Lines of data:
• • • •
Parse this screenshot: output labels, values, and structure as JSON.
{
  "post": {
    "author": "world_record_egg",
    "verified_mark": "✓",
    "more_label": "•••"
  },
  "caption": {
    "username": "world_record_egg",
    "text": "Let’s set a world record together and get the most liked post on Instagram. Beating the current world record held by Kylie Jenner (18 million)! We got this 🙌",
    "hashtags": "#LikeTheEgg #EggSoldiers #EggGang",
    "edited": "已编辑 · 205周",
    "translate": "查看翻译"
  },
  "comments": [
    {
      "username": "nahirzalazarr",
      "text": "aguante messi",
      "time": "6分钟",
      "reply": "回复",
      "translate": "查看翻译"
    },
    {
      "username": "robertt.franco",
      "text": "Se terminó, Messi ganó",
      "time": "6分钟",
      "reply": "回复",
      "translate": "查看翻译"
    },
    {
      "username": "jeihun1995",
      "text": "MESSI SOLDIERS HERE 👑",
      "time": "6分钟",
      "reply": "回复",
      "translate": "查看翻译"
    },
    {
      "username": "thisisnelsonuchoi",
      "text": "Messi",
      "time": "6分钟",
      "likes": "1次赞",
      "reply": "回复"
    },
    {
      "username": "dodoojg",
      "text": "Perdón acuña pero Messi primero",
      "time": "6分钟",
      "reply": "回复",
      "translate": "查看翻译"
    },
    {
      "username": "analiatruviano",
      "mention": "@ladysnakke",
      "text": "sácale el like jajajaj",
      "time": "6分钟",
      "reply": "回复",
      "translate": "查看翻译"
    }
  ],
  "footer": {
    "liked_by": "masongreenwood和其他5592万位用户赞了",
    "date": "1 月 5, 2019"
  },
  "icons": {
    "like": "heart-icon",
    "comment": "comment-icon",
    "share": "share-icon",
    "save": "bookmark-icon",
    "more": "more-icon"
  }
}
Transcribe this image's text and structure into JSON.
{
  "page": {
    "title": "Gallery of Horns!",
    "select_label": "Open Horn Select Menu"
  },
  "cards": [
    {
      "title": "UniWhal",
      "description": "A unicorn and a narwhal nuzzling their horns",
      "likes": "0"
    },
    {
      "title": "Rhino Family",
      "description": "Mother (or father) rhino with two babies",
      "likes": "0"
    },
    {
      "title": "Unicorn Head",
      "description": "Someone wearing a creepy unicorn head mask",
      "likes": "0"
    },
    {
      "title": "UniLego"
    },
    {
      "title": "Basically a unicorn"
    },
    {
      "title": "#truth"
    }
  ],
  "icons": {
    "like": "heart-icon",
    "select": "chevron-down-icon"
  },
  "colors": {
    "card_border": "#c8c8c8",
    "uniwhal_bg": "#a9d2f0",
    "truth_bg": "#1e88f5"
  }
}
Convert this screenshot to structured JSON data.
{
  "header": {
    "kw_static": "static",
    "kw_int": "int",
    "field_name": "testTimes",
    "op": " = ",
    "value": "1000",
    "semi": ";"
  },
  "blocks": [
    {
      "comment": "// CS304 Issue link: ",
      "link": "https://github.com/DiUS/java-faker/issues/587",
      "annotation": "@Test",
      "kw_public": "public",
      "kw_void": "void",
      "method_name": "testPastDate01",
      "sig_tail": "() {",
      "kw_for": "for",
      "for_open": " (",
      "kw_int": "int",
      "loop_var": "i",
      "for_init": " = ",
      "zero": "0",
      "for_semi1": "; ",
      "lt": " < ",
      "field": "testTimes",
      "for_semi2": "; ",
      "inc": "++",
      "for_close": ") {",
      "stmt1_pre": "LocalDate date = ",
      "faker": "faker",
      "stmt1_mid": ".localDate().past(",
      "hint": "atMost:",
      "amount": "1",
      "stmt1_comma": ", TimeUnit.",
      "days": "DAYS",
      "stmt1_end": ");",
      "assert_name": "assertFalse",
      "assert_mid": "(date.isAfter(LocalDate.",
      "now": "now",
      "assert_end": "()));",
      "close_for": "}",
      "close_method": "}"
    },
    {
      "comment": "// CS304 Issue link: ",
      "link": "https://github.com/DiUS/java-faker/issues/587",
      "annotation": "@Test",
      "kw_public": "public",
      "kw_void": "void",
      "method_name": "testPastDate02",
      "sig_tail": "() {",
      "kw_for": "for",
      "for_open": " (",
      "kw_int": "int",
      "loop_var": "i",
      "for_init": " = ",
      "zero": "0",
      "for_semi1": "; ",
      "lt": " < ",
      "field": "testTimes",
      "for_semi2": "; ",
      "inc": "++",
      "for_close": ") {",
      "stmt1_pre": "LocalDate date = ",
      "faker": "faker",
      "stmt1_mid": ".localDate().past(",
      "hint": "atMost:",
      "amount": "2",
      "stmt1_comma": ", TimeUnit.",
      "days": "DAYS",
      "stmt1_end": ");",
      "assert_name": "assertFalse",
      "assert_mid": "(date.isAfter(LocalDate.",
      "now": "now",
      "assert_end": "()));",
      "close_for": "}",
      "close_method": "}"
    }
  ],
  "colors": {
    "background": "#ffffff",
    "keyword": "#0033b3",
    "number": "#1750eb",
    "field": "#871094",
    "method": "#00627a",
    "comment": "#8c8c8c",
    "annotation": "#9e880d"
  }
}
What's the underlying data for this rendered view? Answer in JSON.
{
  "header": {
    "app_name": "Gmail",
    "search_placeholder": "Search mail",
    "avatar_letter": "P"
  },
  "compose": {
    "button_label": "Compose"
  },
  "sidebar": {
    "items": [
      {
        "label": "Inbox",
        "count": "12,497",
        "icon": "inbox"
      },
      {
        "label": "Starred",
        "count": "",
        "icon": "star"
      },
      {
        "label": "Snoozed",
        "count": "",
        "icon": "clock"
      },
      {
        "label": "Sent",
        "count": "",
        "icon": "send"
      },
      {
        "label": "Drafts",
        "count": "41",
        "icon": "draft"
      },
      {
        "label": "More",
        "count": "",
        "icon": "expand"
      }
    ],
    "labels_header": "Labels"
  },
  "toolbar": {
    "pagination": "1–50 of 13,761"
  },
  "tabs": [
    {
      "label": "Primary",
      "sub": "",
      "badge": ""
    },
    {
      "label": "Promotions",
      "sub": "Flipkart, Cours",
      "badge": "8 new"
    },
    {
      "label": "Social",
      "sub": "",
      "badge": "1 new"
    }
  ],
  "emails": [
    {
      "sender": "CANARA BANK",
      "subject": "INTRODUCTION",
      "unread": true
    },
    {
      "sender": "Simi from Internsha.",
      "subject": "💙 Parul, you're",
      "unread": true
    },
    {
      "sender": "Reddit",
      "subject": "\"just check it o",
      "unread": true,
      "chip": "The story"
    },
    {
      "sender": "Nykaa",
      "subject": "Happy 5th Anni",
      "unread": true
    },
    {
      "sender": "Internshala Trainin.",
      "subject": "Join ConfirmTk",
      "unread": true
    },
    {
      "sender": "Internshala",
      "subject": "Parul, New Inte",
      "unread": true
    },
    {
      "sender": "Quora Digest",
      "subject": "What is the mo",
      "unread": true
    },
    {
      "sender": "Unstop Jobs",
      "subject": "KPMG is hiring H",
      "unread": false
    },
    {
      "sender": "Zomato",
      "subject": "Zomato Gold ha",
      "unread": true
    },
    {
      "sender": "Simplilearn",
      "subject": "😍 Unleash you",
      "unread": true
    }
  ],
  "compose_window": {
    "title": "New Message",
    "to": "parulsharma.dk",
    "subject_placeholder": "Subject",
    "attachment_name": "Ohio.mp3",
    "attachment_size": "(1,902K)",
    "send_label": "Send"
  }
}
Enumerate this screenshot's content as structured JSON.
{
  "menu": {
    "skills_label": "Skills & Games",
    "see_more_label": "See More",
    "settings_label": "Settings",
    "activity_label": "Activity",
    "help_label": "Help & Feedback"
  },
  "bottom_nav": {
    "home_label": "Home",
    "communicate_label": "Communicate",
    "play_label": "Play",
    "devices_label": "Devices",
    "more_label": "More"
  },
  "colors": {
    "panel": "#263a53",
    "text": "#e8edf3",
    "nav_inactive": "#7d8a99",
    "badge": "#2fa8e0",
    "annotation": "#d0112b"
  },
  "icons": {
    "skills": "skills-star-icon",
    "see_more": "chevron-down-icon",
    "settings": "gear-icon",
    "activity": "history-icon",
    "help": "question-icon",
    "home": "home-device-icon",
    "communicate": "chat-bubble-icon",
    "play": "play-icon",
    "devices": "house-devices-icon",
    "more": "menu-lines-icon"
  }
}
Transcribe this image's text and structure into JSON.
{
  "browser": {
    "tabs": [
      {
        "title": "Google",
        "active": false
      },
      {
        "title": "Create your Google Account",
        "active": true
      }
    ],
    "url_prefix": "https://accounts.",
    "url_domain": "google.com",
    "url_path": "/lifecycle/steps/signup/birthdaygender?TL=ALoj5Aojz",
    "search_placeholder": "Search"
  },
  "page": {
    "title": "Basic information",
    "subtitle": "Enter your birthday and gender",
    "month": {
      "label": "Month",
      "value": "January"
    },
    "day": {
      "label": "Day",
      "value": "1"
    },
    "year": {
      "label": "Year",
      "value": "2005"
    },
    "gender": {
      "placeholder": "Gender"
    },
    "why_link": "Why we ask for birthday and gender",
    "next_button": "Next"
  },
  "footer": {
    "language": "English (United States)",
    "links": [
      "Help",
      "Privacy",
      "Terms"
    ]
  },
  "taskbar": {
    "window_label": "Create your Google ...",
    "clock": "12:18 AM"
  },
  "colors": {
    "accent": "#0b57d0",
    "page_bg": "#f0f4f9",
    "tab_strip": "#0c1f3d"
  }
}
• • • •
= WHAT YOU HAVE TO DO =
Write out every line of the preceding listing that contains "Internshala".

= RESPONSE TO THE EXERCISE =
      "sender": "Internshala Trainin.",
      "sender": "Internshala",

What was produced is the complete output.